*A block of data*.
⁂
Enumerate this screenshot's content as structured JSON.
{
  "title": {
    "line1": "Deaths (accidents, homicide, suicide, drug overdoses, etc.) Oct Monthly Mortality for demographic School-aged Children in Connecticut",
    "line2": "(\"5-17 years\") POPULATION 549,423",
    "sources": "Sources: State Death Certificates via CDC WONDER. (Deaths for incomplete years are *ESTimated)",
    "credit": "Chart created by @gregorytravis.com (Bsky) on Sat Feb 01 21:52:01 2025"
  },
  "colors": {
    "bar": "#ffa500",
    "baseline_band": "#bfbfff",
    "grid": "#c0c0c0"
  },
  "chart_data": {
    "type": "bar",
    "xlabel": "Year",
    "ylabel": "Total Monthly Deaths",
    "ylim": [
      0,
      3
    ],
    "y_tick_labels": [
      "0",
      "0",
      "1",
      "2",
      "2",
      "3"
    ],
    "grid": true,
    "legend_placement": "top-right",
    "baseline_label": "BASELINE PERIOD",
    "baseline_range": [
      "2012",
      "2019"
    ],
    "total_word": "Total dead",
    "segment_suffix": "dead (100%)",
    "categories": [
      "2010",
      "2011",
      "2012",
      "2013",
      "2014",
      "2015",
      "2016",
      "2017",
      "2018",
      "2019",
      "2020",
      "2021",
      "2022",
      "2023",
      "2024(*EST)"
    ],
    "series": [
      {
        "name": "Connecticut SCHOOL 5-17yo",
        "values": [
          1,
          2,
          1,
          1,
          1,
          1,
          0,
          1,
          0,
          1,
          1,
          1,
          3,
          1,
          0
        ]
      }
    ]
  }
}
⁂
*Work required*. Report the number of lines holding the string "Connecticut", without any other words.

*Full solution*. 2